## Begin Provided information
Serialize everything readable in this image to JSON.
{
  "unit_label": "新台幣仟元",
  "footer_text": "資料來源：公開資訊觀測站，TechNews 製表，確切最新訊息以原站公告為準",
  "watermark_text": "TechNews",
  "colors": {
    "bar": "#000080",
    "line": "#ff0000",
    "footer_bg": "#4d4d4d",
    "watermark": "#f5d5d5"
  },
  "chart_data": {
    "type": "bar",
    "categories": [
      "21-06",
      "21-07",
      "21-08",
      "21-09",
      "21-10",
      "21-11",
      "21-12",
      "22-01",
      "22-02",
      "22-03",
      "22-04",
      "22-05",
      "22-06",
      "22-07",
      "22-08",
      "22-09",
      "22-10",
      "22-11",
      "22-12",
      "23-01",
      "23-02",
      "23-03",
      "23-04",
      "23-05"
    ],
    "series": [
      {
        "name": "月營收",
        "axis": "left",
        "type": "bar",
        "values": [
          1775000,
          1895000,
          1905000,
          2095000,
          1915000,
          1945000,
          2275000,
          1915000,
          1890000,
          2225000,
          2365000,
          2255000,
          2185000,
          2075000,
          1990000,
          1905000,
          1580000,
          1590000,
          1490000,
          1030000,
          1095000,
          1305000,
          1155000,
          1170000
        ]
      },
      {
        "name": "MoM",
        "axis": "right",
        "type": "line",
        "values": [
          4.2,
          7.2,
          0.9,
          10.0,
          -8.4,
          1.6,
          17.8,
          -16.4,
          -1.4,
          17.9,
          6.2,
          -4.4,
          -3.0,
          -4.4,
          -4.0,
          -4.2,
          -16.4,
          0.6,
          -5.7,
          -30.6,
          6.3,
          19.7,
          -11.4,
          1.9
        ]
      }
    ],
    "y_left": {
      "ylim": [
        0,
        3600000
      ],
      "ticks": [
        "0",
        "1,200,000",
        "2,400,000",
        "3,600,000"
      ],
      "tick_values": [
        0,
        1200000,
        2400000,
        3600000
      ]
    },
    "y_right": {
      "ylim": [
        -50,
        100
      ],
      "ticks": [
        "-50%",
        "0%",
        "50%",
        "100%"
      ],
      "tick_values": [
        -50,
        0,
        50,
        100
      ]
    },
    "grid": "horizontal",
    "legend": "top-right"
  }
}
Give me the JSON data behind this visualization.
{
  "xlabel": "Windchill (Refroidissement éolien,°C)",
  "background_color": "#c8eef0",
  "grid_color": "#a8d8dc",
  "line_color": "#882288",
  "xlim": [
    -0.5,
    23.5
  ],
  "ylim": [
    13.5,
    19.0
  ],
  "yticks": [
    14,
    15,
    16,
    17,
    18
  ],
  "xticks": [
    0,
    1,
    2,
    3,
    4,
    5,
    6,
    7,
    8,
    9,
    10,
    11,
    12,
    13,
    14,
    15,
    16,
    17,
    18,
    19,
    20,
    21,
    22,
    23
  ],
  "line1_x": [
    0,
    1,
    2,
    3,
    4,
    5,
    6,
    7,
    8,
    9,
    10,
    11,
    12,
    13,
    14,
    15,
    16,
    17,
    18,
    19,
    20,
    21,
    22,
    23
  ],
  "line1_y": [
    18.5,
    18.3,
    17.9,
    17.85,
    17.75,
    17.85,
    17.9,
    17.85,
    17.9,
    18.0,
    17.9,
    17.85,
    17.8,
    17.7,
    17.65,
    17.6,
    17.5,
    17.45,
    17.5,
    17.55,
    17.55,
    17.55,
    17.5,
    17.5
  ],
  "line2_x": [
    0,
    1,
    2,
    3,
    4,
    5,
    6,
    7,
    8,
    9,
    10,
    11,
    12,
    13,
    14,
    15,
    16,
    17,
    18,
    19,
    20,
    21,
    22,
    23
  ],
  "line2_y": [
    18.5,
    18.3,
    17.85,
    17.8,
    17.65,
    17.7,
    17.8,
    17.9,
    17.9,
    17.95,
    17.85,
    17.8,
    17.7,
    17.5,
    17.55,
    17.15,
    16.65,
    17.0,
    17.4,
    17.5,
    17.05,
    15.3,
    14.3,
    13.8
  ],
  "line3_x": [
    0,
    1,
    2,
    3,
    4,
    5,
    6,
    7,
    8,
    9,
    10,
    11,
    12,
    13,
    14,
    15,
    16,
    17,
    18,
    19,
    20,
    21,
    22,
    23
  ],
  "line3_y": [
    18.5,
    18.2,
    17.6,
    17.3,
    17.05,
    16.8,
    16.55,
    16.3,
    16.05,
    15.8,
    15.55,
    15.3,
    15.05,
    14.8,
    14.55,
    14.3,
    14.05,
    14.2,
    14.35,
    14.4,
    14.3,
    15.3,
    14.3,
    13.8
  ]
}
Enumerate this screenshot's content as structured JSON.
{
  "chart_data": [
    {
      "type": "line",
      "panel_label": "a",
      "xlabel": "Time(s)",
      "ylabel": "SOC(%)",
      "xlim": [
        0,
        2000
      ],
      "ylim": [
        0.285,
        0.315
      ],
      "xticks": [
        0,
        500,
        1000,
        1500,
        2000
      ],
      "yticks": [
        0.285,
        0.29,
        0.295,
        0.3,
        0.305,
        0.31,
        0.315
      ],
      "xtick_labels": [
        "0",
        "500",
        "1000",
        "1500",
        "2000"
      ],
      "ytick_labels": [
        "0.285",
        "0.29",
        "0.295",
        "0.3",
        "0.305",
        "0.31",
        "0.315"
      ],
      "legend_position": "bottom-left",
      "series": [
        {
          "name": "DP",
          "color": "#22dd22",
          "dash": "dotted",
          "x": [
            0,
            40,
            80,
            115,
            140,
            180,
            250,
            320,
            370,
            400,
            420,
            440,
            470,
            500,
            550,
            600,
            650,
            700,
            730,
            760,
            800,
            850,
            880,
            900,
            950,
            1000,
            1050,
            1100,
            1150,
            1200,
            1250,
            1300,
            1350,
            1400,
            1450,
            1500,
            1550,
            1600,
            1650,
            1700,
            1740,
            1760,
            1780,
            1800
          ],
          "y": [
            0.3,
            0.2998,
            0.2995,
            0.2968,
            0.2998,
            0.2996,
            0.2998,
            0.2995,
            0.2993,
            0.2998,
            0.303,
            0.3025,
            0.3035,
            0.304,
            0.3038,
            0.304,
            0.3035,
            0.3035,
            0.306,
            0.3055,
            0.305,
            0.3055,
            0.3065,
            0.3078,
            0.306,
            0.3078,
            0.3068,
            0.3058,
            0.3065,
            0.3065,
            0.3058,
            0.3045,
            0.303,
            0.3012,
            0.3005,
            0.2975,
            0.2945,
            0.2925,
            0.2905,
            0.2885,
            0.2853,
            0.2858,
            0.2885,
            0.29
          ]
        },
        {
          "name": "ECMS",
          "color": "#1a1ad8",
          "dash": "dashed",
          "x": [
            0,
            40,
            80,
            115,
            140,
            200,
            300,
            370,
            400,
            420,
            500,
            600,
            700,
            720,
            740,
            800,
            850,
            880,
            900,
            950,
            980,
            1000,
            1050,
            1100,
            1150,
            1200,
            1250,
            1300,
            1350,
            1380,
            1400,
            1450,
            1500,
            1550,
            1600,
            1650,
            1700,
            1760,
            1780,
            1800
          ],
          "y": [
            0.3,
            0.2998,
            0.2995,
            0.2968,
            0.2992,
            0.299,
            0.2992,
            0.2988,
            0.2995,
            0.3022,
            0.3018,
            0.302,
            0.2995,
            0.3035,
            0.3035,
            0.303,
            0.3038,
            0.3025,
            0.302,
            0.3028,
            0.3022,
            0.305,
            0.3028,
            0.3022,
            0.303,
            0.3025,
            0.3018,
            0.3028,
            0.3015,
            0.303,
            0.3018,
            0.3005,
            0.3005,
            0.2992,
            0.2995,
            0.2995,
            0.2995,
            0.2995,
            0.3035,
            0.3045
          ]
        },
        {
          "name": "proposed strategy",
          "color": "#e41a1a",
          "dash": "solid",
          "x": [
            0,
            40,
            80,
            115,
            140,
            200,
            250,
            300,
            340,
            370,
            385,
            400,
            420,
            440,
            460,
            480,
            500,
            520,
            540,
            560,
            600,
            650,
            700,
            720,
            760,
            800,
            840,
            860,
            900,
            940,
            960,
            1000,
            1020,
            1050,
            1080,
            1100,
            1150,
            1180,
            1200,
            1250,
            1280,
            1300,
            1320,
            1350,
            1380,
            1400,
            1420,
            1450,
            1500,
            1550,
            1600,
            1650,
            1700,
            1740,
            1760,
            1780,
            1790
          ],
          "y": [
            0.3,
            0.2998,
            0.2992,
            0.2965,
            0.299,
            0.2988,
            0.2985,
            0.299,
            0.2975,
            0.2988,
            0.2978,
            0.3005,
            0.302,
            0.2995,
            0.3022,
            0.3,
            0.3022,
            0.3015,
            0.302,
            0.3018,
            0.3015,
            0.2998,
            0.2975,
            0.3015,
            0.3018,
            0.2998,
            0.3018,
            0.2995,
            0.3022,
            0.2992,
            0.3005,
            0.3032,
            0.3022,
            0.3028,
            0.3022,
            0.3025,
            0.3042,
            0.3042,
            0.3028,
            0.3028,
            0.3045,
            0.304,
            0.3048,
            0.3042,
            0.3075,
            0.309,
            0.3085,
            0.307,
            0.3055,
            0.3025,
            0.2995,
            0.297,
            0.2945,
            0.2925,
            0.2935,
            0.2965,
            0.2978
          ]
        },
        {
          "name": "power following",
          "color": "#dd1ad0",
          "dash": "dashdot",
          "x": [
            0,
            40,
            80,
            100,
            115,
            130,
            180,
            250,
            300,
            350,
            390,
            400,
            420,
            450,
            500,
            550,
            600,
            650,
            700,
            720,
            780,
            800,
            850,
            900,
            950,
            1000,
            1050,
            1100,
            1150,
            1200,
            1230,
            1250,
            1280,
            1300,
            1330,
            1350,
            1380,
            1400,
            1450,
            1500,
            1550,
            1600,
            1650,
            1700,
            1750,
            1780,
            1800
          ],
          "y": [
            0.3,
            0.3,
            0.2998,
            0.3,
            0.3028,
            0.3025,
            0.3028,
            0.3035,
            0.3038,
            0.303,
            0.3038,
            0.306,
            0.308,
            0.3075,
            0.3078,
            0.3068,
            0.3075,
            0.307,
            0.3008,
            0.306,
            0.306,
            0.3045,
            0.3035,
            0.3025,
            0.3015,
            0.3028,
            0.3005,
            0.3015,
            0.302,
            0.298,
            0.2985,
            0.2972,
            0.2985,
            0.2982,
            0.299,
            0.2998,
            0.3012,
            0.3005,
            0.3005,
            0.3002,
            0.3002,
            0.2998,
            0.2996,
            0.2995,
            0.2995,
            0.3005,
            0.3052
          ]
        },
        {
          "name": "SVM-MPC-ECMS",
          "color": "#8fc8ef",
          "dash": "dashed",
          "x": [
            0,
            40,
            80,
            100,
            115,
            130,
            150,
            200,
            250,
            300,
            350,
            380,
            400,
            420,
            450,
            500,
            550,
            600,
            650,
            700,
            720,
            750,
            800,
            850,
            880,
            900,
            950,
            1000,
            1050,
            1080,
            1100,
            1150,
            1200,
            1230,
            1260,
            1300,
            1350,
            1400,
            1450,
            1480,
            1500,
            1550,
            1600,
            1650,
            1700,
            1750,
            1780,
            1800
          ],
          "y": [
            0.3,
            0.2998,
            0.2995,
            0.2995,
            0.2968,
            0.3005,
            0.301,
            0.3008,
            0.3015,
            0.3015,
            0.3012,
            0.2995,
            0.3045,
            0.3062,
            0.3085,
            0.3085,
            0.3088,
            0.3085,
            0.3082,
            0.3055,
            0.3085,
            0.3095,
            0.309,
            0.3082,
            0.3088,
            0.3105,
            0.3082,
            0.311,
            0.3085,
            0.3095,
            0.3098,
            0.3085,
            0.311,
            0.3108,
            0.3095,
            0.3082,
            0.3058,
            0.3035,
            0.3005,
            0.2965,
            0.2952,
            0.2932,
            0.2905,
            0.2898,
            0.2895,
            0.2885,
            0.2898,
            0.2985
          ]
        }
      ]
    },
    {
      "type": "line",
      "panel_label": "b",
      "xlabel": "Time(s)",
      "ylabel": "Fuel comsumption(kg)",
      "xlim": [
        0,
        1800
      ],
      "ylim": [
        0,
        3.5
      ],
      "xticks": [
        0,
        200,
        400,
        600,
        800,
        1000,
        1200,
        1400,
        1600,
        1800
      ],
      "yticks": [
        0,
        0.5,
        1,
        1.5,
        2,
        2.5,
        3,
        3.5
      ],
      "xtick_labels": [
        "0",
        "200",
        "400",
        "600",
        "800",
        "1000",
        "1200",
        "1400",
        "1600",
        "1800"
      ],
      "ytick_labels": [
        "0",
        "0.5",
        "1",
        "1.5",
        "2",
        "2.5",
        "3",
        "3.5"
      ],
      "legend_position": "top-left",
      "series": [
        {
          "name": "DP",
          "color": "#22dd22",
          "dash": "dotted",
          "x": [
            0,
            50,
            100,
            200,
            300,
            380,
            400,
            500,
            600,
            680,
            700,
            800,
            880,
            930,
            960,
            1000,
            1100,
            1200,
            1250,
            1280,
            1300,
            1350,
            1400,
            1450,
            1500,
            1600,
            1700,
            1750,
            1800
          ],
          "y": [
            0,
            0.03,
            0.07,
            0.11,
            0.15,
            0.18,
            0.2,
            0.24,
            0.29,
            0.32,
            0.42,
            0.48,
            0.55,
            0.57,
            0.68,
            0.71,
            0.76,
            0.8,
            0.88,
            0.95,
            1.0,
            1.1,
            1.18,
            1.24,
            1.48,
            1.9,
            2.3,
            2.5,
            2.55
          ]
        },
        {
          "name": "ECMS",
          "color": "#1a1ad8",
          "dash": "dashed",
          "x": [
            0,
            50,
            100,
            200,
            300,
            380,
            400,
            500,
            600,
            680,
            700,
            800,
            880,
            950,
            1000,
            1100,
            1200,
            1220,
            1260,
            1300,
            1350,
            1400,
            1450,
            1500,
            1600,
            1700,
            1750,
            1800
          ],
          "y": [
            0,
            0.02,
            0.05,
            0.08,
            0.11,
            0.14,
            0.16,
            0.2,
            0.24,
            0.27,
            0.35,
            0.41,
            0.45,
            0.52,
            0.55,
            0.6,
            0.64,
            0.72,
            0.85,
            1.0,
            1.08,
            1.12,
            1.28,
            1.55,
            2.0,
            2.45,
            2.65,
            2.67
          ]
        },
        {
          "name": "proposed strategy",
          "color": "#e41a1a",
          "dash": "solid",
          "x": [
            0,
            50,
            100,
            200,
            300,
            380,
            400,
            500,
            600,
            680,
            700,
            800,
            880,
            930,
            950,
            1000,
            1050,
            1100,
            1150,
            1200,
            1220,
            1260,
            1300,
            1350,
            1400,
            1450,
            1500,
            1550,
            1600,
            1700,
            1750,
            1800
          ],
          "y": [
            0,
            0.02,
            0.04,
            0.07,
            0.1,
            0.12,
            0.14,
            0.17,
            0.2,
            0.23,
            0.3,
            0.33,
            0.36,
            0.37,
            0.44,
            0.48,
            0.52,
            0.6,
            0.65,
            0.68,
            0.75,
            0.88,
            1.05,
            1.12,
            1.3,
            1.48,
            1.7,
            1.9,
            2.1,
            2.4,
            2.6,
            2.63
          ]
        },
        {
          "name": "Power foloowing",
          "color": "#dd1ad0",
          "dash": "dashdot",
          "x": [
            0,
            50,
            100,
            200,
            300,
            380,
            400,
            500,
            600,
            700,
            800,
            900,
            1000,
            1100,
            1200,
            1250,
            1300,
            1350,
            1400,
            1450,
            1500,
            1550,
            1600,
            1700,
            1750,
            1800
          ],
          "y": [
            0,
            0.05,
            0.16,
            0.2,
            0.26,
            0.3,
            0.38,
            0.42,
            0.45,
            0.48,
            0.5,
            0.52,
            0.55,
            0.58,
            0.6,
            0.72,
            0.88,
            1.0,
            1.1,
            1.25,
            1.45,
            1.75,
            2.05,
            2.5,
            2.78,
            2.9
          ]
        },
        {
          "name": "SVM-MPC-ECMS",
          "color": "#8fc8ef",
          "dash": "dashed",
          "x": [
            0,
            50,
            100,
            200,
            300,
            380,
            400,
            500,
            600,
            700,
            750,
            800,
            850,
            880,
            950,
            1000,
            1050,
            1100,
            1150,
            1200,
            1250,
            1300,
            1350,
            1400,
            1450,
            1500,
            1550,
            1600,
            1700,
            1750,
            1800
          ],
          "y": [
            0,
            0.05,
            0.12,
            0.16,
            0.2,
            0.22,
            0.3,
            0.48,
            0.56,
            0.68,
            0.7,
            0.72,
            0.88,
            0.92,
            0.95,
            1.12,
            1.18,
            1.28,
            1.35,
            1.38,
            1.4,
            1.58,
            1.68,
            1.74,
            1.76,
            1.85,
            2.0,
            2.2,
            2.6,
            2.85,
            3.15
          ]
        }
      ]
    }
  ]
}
## End Provided information
__Task requirements__: Determine the number of lines in the data that contain "TechNews" as a word or string, and state only that number.

__Exercise solution__: 2